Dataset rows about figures
# # # #
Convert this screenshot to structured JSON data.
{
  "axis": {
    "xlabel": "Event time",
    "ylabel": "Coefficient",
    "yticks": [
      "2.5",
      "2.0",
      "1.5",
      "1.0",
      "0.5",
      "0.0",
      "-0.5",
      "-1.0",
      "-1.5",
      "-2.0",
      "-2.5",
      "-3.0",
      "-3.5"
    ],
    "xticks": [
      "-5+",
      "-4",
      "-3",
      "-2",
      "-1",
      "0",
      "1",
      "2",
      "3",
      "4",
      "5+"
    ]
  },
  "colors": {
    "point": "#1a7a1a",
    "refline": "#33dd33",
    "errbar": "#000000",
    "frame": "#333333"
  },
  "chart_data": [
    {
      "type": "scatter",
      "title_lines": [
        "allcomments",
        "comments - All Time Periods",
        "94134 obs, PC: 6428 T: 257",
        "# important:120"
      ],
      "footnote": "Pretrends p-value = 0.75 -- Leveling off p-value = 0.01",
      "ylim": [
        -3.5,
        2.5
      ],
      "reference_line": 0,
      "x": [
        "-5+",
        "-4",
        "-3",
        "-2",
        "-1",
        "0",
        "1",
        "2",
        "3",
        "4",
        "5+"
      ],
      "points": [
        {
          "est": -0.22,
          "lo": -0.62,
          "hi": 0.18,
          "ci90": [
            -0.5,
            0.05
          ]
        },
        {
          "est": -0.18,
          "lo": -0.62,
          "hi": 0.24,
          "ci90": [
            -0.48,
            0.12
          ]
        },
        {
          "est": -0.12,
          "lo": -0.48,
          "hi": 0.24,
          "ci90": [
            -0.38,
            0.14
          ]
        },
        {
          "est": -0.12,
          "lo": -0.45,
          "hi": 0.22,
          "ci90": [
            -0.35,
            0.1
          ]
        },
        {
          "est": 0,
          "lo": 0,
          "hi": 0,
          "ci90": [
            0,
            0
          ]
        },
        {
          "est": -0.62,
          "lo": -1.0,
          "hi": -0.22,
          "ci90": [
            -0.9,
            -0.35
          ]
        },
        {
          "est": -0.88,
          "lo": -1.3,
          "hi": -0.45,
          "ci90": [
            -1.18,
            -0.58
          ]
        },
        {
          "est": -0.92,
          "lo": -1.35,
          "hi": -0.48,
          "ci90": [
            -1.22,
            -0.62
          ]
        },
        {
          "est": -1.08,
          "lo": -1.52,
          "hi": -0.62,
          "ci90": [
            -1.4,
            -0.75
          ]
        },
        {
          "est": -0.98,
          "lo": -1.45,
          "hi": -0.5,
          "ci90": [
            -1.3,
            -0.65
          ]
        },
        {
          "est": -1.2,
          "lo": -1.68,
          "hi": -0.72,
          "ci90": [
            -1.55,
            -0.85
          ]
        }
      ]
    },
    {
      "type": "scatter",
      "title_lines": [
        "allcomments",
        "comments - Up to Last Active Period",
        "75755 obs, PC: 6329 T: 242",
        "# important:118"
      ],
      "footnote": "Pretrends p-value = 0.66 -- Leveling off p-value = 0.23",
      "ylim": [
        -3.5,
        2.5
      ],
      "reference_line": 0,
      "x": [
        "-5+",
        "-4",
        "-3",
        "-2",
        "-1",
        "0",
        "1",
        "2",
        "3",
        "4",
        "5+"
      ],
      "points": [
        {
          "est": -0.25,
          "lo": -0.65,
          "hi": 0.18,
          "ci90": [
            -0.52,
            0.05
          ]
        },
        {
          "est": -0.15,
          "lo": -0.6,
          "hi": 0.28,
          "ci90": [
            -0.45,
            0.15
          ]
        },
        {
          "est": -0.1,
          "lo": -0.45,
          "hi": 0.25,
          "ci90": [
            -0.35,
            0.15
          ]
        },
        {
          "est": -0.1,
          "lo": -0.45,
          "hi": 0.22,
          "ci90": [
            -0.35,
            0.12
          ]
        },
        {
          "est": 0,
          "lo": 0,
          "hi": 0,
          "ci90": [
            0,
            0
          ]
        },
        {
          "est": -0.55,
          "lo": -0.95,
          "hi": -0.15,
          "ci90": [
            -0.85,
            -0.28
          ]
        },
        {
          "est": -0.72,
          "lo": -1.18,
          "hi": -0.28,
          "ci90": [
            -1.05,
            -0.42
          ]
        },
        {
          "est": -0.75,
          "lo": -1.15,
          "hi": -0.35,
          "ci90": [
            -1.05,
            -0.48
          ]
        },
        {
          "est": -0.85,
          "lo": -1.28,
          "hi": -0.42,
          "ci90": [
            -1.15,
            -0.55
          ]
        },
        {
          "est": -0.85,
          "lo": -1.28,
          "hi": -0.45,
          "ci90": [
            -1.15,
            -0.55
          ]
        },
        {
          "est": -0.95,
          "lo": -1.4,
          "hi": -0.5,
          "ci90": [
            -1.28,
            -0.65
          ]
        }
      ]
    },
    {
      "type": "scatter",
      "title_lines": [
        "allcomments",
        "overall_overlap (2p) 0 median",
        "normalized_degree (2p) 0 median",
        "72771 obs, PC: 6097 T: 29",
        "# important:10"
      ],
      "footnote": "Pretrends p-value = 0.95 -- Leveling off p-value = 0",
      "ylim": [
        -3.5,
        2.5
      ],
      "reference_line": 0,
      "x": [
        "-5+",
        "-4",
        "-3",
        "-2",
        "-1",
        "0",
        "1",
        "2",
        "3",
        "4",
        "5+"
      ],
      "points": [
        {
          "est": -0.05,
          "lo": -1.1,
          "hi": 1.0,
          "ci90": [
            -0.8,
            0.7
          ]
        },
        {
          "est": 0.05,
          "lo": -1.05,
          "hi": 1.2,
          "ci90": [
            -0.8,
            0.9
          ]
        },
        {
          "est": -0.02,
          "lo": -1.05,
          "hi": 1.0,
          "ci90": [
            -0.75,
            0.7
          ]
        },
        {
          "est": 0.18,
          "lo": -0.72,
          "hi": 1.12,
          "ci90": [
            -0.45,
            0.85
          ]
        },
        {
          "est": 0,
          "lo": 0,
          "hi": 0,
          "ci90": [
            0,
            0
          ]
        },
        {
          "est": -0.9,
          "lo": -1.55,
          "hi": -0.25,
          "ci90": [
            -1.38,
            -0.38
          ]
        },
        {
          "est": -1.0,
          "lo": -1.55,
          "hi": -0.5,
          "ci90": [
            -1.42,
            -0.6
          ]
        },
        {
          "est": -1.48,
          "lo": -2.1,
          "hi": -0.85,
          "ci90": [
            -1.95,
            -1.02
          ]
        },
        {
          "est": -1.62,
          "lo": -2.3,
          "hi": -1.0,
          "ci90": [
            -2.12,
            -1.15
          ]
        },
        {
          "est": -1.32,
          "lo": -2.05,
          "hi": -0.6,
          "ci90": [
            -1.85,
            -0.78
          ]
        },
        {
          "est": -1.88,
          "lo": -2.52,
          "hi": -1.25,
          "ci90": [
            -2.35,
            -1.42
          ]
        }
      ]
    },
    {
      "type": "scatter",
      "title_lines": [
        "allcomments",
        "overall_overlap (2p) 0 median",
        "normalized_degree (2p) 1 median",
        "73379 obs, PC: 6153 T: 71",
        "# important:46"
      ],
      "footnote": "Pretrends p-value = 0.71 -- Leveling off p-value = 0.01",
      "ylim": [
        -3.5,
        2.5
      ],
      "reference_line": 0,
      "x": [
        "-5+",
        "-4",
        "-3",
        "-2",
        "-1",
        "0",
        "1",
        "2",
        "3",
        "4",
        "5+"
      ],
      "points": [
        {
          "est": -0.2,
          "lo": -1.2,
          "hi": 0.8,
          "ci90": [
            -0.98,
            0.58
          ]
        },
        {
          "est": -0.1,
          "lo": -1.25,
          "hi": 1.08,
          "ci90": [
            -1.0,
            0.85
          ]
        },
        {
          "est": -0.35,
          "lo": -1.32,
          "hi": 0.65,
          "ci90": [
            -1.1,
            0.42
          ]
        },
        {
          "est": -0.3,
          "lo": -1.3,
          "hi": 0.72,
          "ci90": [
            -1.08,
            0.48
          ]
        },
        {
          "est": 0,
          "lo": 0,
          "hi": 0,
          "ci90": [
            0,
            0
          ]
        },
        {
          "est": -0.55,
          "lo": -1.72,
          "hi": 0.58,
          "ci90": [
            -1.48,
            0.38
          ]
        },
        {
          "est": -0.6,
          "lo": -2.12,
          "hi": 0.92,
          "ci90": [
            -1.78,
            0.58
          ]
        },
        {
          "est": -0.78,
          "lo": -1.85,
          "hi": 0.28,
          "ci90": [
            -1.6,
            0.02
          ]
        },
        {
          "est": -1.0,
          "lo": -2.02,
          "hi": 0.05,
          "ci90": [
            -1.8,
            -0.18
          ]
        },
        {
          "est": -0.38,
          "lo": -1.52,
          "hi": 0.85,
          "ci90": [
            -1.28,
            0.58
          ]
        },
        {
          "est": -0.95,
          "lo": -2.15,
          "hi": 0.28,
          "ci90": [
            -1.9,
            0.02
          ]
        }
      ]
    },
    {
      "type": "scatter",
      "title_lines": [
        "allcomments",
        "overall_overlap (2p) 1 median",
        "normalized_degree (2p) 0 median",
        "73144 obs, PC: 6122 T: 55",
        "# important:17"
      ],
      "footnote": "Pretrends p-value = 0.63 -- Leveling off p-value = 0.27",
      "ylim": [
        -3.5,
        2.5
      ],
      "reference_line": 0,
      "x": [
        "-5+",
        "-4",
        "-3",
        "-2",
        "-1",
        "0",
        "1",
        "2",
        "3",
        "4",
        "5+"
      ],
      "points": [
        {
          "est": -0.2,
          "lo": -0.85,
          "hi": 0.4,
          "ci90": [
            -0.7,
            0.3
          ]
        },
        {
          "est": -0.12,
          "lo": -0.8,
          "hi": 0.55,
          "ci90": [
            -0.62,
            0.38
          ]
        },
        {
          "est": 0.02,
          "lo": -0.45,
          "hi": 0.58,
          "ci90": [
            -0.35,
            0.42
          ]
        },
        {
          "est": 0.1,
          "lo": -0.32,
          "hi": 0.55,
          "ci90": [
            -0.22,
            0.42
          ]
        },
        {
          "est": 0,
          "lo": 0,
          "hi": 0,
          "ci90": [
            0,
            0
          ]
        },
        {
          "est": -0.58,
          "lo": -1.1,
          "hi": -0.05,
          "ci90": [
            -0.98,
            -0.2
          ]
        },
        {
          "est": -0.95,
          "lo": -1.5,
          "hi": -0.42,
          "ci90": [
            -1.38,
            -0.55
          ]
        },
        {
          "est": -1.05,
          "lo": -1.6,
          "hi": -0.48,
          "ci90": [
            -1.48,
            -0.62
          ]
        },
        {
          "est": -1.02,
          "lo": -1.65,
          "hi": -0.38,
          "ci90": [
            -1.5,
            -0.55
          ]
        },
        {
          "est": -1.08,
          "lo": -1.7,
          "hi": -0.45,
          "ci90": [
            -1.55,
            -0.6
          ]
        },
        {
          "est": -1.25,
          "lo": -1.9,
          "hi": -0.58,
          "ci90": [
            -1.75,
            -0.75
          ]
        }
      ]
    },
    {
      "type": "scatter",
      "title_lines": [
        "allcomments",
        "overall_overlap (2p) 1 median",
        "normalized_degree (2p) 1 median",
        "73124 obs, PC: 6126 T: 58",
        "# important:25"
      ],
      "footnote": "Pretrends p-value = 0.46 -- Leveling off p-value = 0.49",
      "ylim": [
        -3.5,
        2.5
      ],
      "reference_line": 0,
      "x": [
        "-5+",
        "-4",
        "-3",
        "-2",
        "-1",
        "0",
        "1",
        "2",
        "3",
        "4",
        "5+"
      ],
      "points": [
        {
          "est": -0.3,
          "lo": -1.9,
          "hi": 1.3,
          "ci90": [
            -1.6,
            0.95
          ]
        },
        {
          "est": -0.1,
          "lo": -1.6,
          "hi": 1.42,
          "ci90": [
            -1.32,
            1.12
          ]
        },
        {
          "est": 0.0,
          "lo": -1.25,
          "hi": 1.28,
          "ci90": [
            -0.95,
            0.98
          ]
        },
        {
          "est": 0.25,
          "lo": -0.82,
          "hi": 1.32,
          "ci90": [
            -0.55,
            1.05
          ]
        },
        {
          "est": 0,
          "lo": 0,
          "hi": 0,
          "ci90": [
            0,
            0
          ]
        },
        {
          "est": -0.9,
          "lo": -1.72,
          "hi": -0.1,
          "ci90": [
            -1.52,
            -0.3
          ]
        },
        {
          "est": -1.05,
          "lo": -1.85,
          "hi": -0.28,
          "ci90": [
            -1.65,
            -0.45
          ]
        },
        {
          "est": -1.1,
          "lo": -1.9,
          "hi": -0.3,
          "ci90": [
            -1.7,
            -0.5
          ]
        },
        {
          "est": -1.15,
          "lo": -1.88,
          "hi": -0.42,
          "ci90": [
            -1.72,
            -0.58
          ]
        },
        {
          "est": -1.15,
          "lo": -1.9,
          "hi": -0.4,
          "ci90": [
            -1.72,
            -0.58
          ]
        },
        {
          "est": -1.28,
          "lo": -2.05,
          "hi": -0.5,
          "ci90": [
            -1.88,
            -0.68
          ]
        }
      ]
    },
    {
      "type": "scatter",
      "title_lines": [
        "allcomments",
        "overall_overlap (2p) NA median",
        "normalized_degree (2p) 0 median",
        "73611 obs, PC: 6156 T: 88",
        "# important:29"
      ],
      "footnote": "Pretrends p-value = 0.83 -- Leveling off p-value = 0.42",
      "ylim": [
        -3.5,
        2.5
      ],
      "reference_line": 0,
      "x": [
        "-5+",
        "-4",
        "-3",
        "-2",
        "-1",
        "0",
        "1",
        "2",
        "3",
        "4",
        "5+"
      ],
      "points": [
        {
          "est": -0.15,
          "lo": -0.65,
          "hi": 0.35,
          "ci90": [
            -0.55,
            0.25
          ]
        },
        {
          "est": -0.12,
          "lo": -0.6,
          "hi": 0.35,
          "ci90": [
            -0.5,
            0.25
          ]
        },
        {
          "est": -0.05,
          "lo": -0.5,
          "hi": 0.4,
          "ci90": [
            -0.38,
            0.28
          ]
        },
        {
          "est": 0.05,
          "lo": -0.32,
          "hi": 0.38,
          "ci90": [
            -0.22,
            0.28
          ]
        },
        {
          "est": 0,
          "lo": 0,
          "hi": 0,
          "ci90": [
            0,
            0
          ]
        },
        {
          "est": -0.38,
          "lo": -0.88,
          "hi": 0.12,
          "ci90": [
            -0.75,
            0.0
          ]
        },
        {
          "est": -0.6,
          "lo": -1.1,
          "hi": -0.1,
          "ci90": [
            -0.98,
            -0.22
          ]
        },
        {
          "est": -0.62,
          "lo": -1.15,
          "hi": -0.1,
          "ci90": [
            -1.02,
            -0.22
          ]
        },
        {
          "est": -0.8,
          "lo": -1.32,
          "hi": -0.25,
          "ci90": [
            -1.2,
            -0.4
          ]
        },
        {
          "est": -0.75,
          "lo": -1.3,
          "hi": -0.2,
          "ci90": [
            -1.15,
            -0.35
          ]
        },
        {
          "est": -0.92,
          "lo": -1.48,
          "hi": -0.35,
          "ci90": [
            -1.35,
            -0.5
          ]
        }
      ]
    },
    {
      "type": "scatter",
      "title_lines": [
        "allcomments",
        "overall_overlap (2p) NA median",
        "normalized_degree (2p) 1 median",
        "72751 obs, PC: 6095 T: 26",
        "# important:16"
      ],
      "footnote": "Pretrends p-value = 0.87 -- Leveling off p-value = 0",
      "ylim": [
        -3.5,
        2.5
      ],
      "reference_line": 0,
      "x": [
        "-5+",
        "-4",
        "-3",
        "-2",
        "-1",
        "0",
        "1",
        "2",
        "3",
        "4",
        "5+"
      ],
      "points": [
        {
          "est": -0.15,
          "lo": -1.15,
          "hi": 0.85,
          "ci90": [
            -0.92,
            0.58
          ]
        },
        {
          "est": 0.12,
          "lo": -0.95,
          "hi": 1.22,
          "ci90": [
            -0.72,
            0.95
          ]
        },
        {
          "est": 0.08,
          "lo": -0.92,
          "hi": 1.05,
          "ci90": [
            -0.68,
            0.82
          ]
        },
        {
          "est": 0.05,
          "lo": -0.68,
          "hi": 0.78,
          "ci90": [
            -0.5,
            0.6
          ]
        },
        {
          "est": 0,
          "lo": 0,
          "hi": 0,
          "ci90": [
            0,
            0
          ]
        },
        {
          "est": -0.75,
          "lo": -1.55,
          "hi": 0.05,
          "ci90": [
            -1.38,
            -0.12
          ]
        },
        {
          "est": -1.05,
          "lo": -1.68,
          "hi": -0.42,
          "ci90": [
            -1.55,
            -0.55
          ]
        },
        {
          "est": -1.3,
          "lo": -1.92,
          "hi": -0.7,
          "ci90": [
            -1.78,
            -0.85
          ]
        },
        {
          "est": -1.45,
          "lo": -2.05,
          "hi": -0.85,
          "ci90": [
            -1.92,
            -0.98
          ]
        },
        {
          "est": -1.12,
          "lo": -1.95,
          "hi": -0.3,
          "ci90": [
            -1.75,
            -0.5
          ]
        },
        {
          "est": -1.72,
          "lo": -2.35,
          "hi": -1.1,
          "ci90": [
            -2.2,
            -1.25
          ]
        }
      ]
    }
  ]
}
# # # #
WHAT THIS TASK INVOLVES: Determine how many lines of this listing contain "footnote", and give only the number.

THE RESULT: 8